Written problem: Each record must be reproduced exactly as it is shown.

Material supplied:
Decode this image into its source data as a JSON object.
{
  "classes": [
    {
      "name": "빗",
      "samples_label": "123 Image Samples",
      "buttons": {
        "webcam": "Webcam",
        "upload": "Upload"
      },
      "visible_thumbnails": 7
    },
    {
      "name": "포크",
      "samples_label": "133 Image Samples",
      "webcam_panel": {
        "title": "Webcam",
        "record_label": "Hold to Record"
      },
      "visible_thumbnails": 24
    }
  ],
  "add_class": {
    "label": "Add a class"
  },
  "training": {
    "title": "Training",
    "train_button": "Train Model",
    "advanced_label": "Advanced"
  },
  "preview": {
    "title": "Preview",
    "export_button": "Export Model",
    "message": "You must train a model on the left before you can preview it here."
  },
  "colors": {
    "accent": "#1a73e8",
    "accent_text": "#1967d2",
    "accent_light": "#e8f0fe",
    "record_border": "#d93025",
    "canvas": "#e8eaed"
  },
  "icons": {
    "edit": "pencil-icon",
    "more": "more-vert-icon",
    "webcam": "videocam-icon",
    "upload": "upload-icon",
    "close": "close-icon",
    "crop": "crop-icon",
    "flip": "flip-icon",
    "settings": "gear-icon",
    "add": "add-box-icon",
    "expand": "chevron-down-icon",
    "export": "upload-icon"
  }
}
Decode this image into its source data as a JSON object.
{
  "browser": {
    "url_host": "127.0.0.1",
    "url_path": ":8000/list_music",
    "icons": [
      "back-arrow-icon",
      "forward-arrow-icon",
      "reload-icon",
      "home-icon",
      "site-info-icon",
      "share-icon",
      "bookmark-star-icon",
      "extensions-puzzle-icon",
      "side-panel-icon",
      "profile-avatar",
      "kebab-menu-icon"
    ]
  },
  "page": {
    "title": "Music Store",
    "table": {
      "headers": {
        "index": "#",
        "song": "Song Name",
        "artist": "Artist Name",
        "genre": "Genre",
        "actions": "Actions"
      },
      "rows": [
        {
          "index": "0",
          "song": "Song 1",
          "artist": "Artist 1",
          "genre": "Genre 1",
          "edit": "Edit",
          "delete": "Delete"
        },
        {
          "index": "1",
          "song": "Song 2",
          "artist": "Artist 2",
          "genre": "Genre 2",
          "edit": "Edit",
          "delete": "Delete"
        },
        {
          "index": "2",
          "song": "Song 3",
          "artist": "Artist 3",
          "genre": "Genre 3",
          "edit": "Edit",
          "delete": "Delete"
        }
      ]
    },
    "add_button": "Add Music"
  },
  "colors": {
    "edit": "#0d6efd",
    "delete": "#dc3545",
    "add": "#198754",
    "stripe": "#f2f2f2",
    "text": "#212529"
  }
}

The solution:
Decode this image into its source data as a JSON object.
{
  "classes": [
    {
      "name": "빗",
      "samples_label": "123 Image Samples",
      "buttons": {
        "webcam": "Webcam",
        "upload": "Upload"
      },
      "visible_thumbnails": 7
    },
    {
      "name": "포크",
      "samples_label": "133 Image Samples",
      "webcam_panel": {
        "title": "Webcam",
        "record_label": "Hold to Record"
      },
      "visible_thumbnails": 24
    }
  ],
  "add_class": {
    "label": "Add a class"
  },
  "training": {
    "title": "Training",
    "train_button": "Train Model",
    "advanced_label": "Advanced"
  },
  "preview": {
    "title": "Preview",
    "export_button": "Export Model",
    "message": "You must train a model on the left before you can preview it here."
  },
  "colors": {
    "accent": "#1a73e8",
    "accent_text": "#1967d2",
    "accent_light": "#e8f0fe",
    "record_border": "#d93025",
    "canvas": "#e8eaed"
  },
  "icons": {
    "edit": "pencil-icon",
    "more": "more-vert-icon",
    "webcam": "videocam-icon",
    "upload": "upload-icon",
    "close": "close-icon",
    "crop": "crop-icon",
    "flip": "flip-icon",
    "settings": "gear-icon",
    "add": "add-box-icon",
    "expand": "chevron-down-icon",
    "export": "upload-icon"
  }
}
Decode this image into its source data as a JSON object.
{
  "browser": {
    "url_host": "127.0.0.1",
    "url_path": ":8000/list_music",
    "icons": [
      "back-arrow-icon",
      "forward-arrow-icon",
      "reload-icon",
      "home-icon",
      "site-info-icon",
      "share-icon",
      "bookmark-star-icon",
      "extensions-puzzle-icon",
      "side-panel-icon",
      "profile-avatar",
      "kebab-menu-icon"
    ]
  },
  "page": {
    "title": "Music Store",
    "table": {
      "headers": {
        "index": "#",
        "song": "Song Name",
        "artist": "Artist Name",
        "genre": "Genre",
        "actions": "Actions"
      },
      "rows": [
        {
          "index": "0",
          "song": "Song 1",
          "artist": "Artist 1",
          "genre": "Genre 1",
          "edit": "Edit",
          "delete": "Delete"
        },
        {
          "index": "1",
          "song": "Song 2",
          "artist": "Artist 2",
          "genre": "Genre 2",
          "edit": "Edit",
          "delete": "Delete"
        },
        {
          "index": "2",
          "song": "Song 3",
          "artist": "Artist 3",
          "genre": "Genre 3",
          "edit": "Edit",
          "delete": "Delete"
        }
      ]
    },
    "add_button": "Add Music"
  },
  "colors": {
    "edit": "#0d6efd",
    "delete": "#dc3545",
    "add": "#198754",
    "stripe": "#f2f2f2",
    "text": "#212529"
  }
}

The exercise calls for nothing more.